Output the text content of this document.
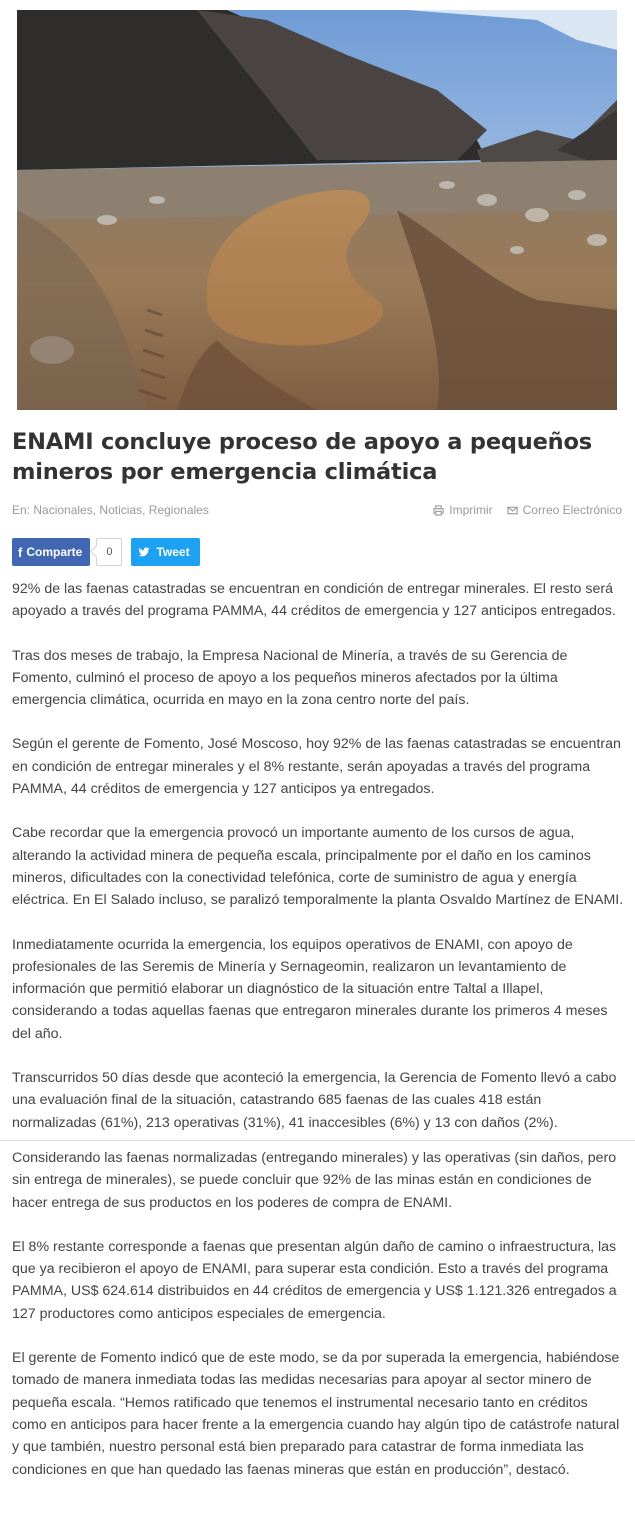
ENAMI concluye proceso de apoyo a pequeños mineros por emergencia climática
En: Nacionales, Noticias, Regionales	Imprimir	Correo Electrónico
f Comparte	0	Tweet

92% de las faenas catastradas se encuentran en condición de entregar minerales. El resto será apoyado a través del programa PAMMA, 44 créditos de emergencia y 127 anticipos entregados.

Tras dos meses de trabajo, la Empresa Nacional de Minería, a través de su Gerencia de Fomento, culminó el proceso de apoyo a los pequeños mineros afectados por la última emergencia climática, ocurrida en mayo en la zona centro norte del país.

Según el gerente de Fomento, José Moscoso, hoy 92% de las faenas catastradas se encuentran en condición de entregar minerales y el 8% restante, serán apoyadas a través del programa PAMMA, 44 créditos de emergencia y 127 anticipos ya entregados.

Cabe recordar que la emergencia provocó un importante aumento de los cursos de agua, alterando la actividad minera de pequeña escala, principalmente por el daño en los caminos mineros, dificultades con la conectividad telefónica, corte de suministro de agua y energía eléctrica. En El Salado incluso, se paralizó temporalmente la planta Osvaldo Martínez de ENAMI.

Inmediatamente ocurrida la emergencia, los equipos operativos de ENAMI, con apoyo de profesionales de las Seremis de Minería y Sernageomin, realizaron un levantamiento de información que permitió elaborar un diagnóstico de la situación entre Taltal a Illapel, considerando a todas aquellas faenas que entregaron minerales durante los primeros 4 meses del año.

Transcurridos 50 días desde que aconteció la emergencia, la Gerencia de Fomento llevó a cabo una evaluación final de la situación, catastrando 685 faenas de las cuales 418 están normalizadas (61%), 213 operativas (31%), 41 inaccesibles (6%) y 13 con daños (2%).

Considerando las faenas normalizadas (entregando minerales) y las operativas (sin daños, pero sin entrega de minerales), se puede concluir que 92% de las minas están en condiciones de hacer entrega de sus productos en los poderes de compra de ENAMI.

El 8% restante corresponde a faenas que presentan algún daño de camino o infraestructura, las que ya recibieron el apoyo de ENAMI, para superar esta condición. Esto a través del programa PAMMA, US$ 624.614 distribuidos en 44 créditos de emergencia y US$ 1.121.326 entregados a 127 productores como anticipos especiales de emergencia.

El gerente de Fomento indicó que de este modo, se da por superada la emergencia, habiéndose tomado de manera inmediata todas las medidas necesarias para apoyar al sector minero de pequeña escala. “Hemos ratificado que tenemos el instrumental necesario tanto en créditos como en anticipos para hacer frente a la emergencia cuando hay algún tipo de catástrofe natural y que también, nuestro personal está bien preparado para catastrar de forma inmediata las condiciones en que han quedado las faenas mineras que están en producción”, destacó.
..............................
Quote the material exactly. Pictures stay out.

- Correct answer -
Output the text content of this document.
ENAMI concluye proceso de apoyo a pequeños mineros por emergencia climática
En: Nacionales, Noticias, Regionales	Imprimir	Correo Electrónico
f Comparte	0	Tweet

92% de las faenas catastradas se encuentran en condición de entregar minerales. El resto será apoyado a través del programa PAMMA, 44 créditos de emergencia y 127 anticipos entregados.

Tras dos meses de trabajo, la Empresa Nacional de Minería, a través de su Gerencia de Fomento, culminó el proceso de apoyo a los pequeños mineros afectados por la última emergencia climática, ocurrida en mayo en la zona centro norte del país.

Según el gerente de Fomento, José Moscoso, hoy 92% de las faenas catastradas se encuentran en condición de entregar minerales y el 8% restante, serán apoyadas a través del programa PAMMA, 44 créditos de emergencia y 127 anticipos ya entregados.

Cabe recordar que la emergencia provocó un importante aumento de los cursos de agua, alterando la actividad minera de pequeña escala, principalmente por el daño en los caminos mineros, dificultades con la conectividad telefónica, corte de suministro de agua y energía eléctrica. En El Salado incluso, se paralizó temporalmente la planta Osvaldo Martínez de ENAMI.

Inmediatamente ocurrida la emergencia, los equipos operativos de ENAMI, con apoyo de profesionales de las Seremis de Minería y Sernageomin, realizaron un levantamiento de información que permitió elaborar un diagnóstico de la situación entre Taltal a Illapel, considerando a todas aquellas faenas que entregaron minerales durante los primeros 4 meses del año.

Transcurridos 50 días desde que aconteció la emergencia, la Gerencia de Fomento llevó a cabo una evaluación final de la situación, catastrando 685 faenas de las cuales 418 están normalizadas (61%), 213 operativas (31%), 41 inaccesibles (6%) y 13 con daños (2%).

Considerando las faenas normalizadas (entregando minerales) y las operativas (sin daños, pero sin entrega de minerales), se puede concluir que 92% de las minas están en condiciones de hacer entrega de sus productos en los poderes de compra de ENAMI.

El 8% restante corresponde a faenas que presentan algún daño de camino o infraestructura, las que ya recibieron el apoyo de ENAMI, para superar esta condición. Esto a través del programa PAMMA, US$ 624.614 distribuidos en 44 créditos de emergencia y US$ 1.121.326 entregados a 127 productores como anticipos especiales de emergencia.

El gerente de Fomento indicó que de este modo, se da por superada la emergencia, habiéndose tomado de manera inmediata todas las medidas necesarias para apoyar al sector minero de pequeña escala. “Hemos ratificado que tenemos el instrumental necesario tanto en créditos como en anticipos para hacer frente a la emergencia cuando hay algún tipo de catástrofe natural y que también, nuestro personal está bien preparado para catastrar de forma inmediata las condiciones en que han quedado las faenas mineras que están en producción”, destacó.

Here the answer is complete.